▶

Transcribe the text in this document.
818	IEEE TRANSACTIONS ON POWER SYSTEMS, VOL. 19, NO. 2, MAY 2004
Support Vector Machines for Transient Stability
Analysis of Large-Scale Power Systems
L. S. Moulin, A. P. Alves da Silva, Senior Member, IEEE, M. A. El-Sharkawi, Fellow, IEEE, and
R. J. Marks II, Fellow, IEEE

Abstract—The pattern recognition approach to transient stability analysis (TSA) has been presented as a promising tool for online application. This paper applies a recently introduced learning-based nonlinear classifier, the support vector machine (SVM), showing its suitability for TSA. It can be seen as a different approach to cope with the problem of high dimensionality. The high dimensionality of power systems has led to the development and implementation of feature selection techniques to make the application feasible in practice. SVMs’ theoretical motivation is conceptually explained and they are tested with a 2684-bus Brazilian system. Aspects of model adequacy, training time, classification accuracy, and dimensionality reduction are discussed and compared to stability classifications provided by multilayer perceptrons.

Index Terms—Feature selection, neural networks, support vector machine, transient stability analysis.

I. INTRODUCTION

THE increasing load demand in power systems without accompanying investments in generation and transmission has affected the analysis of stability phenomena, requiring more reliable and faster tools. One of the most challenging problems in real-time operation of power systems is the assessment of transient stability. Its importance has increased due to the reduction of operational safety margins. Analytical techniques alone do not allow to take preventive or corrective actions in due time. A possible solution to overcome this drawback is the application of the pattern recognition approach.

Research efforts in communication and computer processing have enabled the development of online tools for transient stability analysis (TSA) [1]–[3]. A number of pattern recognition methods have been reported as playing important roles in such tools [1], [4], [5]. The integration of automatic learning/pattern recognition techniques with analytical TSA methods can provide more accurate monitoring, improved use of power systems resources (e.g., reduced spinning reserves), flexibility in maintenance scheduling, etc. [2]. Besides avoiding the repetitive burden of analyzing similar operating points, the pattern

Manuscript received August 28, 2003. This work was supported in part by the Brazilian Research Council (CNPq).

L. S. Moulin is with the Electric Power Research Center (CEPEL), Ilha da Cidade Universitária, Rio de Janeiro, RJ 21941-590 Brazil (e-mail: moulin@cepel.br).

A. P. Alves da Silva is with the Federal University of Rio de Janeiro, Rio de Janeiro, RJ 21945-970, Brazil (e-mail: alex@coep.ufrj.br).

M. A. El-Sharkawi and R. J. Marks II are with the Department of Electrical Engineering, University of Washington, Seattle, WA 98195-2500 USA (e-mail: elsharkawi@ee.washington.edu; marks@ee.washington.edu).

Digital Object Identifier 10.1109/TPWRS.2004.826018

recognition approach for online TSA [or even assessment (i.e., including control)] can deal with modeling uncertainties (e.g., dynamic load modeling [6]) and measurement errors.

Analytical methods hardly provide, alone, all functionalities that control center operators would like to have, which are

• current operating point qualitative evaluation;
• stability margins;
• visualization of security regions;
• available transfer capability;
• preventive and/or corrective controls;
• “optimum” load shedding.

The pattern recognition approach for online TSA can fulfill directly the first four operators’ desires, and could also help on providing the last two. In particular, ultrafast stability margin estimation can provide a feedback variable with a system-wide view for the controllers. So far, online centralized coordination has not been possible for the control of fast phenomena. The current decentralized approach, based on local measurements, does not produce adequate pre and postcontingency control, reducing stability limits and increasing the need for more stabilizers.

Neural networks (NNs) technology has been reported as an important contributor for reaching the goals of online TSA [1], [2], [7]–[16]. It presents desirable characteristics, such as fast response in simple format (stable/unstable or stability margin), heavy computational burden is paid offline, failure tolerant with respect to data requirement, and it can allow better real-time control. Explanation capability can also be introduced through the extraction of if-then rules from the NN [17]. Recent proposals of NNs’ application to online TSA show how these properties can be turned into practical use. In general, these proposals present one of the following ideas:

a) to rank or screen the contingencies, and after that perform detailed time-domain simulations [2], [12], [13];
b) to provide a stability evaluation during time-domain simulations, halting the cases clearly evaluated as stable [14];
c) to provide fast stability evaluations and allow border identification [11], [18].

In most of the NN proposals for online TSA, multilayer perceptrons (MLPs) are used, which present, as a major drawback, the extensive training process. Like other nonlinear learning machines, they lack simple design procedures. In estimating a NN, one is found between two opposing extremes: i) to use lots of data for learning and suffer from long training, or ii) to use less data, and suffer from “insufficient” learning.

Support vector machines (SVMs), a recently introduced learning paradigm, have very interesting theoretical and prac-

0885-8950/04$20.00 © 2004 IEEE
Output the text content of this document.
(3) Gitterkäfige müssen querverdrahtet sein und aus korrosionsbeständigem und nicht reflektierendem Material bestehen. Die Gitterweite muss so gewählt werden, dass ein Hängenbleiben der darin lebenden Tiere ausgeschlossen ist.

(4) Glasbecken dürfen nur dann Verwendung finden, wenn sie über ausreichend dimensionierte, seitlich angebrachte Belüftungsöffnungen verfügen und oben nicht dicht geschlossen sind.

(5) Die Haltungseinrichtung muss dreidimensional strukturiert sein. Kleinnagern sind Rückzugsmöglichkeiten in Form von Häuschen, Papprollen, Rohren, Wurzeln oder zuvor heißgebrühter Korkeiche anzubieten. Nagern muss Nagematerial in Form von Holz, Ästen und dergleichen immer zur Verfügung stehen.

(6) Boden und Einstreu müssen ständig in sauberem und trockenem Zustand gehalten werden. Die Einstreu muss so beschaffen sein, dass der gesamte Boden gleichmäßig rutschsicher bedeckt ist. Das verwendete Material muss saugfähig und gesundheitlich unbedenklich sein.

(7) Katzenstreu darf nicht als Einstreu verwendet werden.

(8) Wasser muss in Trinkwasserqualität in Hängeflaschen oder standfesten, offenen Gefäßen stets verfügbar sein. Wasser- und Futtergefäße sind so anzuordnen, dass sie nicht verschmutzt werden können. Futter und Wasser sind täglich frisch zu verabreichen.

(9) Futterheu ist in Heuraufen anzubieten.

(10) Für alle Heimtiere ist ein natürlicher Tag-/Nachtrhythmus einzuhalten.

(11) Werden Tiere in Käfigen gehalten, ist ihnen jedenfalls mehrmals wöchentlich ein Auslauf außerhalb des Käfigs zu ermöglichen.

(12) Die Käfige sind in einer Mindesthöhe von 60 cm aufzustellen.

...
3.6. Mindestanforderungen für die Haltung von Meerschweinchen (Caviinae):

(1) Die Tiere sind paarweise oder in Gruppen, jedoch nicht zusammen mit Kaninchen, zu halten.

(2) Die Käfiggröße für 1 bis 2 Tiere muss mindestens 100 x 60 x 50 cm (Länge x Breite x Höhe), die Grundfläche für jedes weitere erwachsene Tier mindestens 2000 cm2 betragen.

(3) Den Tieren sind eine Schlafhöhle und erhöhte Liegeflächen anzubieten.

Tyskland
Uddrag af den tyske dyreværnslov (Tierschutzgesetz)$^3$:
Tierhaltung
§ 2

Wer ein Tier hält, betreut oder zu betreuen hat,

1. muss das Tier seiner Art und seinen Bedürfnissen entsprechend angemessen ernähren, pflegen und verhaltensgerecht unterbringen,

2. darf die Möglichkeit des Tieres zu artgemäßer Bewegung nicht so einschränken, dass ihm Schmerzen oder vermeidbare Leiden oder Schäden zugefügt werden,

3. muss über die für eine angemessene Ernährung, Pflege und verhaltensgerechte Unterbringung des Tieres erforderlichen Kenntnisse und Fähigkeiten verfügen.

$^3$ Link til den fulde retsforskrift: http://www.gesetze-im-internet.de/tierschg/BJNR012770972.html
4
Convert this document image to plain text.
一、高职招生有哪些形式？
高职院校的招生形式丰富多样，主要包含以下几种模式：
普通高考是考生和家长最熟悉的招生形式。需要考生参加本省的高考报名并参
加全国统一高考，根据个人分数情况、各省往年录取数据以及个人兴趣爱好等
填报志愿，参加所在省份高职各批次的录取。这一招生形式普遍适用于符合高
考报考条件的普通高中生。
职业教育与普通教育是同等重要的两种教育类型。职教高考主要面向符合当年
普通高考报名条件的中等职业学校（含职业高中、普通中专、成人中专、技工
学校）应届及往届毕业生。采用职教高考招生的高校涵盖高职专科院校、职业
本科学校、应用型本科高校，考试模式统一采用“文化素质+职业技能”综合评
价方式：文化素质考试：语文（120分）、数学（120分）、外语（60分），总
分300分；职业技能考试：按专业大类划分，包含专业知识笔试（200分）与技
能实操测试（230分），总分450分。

◀

§ **What the exercise asks**
Copy out the lines in which the string "Sharkawi" appears.

§ **Response**
L. S. Moulin, A. P. Alves da Silva, Senior Member, IEEE, M. A. El-Sharkawi, Fellow, IEEE, and
M. A. El-Sharkawi and R. J. Marks II are with the Department of Electrical Engineering, University of Washington, Seattle, WA 98195-2500 USA (e-mail: elsharkawi@ee.washington.edu; marks@ee.washington.edu).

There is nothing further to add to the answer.